## Written instruction
Extract the listing below in full, unchanged.

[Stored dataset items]
-*-*-

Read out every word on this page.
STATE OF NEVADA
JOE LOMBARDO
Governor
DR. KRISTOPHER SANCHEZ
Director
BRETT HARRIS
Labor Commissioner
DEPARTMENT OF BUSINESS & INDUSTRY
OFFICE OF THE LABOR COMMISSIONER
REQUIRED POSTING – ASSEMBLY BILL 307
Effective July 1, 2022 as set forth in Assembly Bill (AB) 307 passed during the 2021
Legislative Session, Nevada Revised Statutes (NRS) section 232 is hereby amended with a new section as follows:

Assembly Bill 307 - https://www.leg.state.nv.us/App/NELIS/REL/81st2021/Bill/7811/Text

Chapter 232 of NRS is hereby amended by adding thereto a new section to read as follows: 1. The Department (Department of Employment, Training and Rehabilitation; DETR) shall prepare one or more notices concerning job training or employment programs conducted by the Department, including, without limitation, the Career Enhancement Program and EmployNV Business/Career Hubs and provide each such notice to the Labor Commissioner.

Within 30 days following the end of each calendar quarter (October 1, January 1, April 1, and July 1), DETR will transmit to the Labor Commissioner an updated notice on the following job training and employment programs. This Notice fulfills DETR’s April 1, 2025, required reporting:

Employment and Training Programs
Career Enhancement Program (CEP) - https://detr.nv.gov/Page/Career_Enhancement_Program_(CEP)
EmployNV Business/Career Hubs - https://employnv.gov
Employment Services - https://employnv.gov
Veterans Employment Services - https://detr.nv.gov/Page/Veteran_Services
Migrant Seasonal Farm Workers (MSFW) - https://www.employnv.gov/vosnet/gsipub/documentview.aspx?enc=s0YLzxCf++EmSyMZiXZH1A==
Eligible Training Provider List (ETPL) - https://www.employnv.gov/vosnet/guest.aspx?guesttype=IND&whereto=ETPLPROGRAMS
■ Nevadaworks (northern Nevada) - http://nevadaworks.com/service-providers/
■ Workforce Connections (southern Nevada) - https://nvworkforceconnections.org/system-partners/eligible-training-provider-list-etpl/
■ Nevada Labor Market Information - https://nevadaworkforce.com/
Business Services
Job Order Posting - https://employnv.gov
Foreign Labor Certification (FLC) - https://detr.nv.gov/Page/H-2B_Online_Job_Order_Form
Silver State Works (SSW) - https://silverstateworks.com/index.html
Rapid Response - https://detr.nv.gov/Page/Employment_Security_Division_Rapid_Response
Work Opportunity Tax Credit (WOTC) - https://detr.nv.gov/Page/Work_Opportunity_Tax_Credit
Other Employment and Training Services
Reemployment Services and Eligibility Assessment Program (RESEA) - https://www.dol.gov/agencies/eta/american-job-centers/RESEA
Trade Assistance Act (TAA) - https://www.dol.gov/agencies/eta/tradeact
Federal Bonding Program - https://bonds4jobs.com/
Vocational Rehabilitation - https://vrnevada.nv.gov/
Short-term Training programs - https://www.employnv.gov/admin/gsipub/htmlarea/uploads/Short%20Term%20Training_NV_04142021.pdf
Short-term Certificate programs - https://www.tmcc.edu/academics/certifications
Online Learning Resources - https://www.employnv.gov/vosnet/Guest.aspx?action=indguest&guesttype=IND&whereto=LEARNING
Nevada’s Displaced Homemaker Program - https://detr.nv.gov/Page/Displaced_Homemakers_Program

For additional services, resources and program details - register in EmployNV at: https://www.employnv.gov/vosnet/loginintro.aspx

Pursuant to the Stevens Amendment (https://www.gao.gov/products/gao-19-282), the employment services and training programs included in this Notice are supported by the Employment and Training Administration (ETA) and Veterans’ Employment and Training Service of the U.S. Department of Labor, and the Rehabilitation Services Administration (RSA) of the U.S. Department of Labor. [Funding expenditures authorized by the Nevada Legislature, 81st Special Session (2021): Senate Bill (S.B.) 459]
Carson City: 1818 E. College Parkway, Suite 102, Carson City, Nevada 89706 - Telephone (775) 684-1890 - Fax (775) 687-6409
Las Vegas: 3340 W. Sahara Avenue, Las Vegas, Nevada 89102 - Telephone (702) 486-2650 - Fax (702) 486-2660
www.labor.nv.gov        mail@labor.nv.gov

-*-*-

## Result for this task
Read out every word on this page.
STATE OF NEVADA
JOE LOMBARDO
Governor
DR. KRISTOPHER SANCHEZ
Director
BRETT HARRIS
Labor Commissioner
DEPARTMENT OF BUSINESS & INDUSTRY
OFFICE OF THE LABOR COMMISSIONER
REQUIRED POSTING – ASSEMBLY BILL 307
Effective July 1, 2022 as set forth in Assembly Bill (AB) 307 passed during the 2021
Legislative Session, Nevada Revised Statutes (NRS) section 232 is hereby amended with a new section as follows:

Assembly Bill 307 - https://www.leg.state.nv.us/App/NELIS/REL/81st2021/Bill/7811/Text

Chapter 232 of NRS is hereby amended by adding thereto a new section to read as follows: 1. The Department (Department of Employment, Training and Rehabilitation; DETR) shall prepare one or more notices concerning job training or employment programs conducted by the Department, including, without limitation, the Career Enhancement Program and EmployNV Business/Career Hubs and provide each such notice to the Labor Commissioner.

Within 30 days following the end of each calendar quarter (October 1, January 1, April 1, and July 1), DETR will transmit to the Labor Commissioner an updated notice on the following job training and employment programs. This Notice fulfills DETR’s April 1, 2025, required reporting:

Employment and Training Programs
Career Enhancement Program (CEP) - https://detr.nv.gov/Page/Career_Enhancement_Program_(CEP)
EmployNV Business/Career Hubs - https://employnv.gov
Employment Services - https://employnv.gov
Veterans Employment Services - https://detr.nv.gov/Page/Veteran_Services
Migrant Seasonal Farm Workers (MSFW) - https://www.employnv.gov/vosnet/gsipub/documentview.aspx?enc=s0YLzxCf++EmSyMZiXZH1A==
Eligible Training Provider List (ETPL) - https://www.employnv.gov/vosnet/guest.aspx?guesttype=IND&whereto=ETPLPROGRAMS
■ Nevadaworks (northern Nevada) - http://nevadaworks.com/service-providers/
■ Workforce Connections (southern Nevada) - https://nvworkforceconnections.org/system-partners/eligible-training-provider-list-etpl/
■ Nevada Labor Market Information - https://nevadaworkforce.com/
Business Services
Job Order Posting - https://employnv.gov
Foreign Labor Certification (FLC) - https://detr.nv.gov/Page/H-2B_Online_Job_Order_Form
Silver State Works (SSW) - https://silverstateworks.com/index.html
Rapid Response - https://detr.nv.gov/Page/Employment_Security_Division_Rapid_Response
Work Opportunity Tax Credit (WOTC) - https://detr.nv.gov/Page/Work_Opportunity_Tax_Credit
Other Employment and Training Services
Reemployment Services and Eligibility Assessment Program (RESEA) - https://www.dol.gov/agencies/eta/american-job-centers/RESEA
Trade Assistance Act (TAA) - https://www.dol.gov/agencies/eta/tradeact
Federal Bonding Program - https://bonds4jobs.com/
Vocational Rehabilitation - https://vrnevada.nv.gov/
Short-term Training programs - https://www.employnv.gov/admin/gsipub/htmlarea/uploads/Short%20Term%20Training_NV_04142021.pdf
Short-term Certificate programs - https://www.tmcc.edu/academics/certifications
Online Learning Resources - https://www.employnv.gov/vosnet/Guest.aspx?action=indguest&guesttype=IND&whereto=LEARNING
Nevada’s Displaced Homemaker Program - https://detr.nv.gov/Page/Displaced_Homemakers_Program

For additional services, resources and program details - register in EmployNV at: https://www.employnv.gov/vosnet/loginintro.aspx

Pursuant to the Stevens Amendment (https://www.gao.gov/products/gao-19-282), the employment services and training programs included in this Notice are supported by the Employment and Training Administration (ETA) and Veterans’ Employment and Training Service of the U.S. Department of Labor, and the Rehabilitation Services Administration (RSA) of the U.S. Department of Labor. [Funding expenditures authorized by the Nevada Legislature, 81st Special Session (2021): Senate Bill (S.B.) 459]
Carson City: 1818 E. College Parkway, Suite 102, Carson City, Nevada 89706 - Telephone (775) 684-1890 - Fax (775) 687-6409
Las Vegas: 3340 W. Sahara Avenue, Las Vegas, Nevada 89102 - Telephone (702) 486-2650 - Fax (702) 486-2660
www.labor.nv.gov        mail@labor.nv.gov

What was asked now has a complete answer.